Search the data for "bladder". Return each matching line.

-- Data shown follows --

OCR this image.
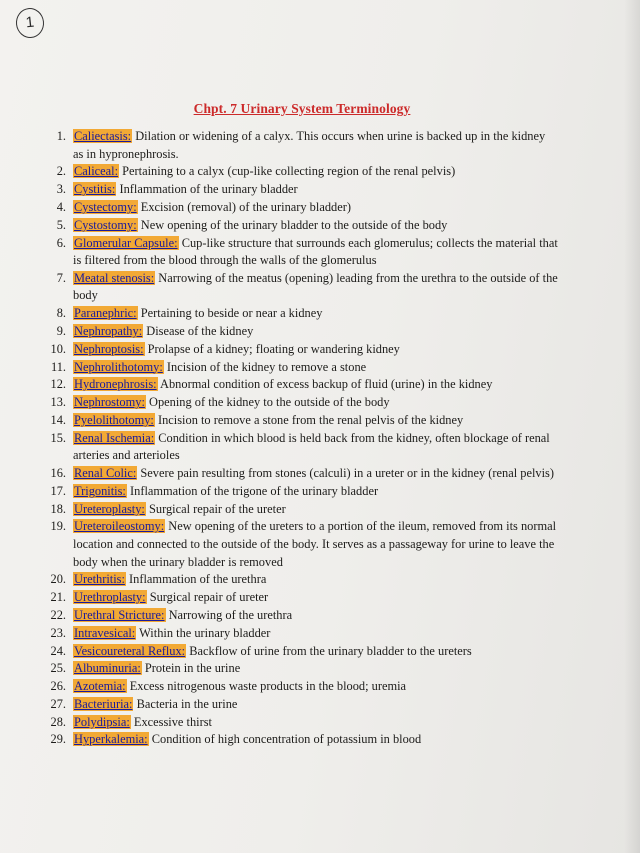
1
Chpt. 7 Urinary System Terminology
1. Caliectasis: Dilation or widening of a calyx. This occurs when urine is backed up in the kidney as in hypronephrosis.
2. Caliceal: Pertaining to a calyx (cup-like collecting region of the renal pelvis)
3. Cystitis: Inflammation of the urinary bladder
4. Cystectomy: Excision (removal) of the urinary bladder)
5. Cystostomy: New opening of the urinary bladder to the outside of the body
6. Glomerular Capsule: Cup-like structure that surrounds each glomerulus; collects the material that is filtered from the blood through the walls of the glomerulus
7. Meatal stenosis: Narrowing of the meatus (opening) leading from the urethra to the outside of the body
8. Paranephric: Pertaining to beside or near a kidney
9. Nephropathy: Disease of the kidney
10. Nephroptosis: Prolapse of a kidney; floating or wandering kidney
11. Nephrolithotomy: Incision of the kidney to remove a stone
12. Hydronephrosis: Abnormal condition of excess backup of fluid (urine) in the kidney
13. Nephrostomy: Opening of the kidney to the outside of the body
14. Pyelolithotomy: Incision to remove a stone from the renal pelvis of the kidney
15. Renal Ischemia: Condition in which blood is held back from the kidney, often blockage of renal arteries and arterioles
16. Renal Colic: Severe pain resulting from stones (calculi) in a ureter or in the kidney (renal pelvis)
17. Trigonitis: Inflammation of the trigone of the urinary bladder
18. Ureteroplasty: Surgical repair of the ureter
19. Ureteroileostomy: New opening of the ureters to a portion of the ileum, removed from its normal location and connected to the outside of the body. It serves as a passageway for urine to leave the body when the urinary bladder is removed
20. Urethritis: Inflammation of the urethra
21. Urethroplasty: Surgical repair of ureter
22. Urethral Stricture: Narrowing of the urethra
23. Intravesical: Within the urinary bladder
24. Vesicoureteral Reflux: Backflow of urine from the urinary bladder to the ureters
25. Albuminuria: Protein in the urine
26. Azotemia: Excess nitrogenous waste products in the blood; uremia
27. Bacteriuria: Bacteria in the urine
28. Polydipsia: Excessive thirst
29. Hyperkalemia: Condition of high concentration of potassium in blood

-- Data shown concluded --

Solution for this problem>
3. Cystitis: Inflammation of the urinary bladder
4. Cystectomy: Excision (removal) of the urinary bladder)
5. Cystostomy: New opening of the urinary bladder to the outside of the body
17. Trigonitis: Inflammation of the trigone of the urinary bladder
19. Ureteroileostomy: New opening of the ureters to a portion of the ileum, removed from its normal location and connected to the outside of the body. It serves as a passageway for urine to leave the body when the urinary bladder is removed
23. Intravesical: Within the urinary bladder
24. Vesicoureteral Reflux: Backflow of urine from the urinary bladder to the ureters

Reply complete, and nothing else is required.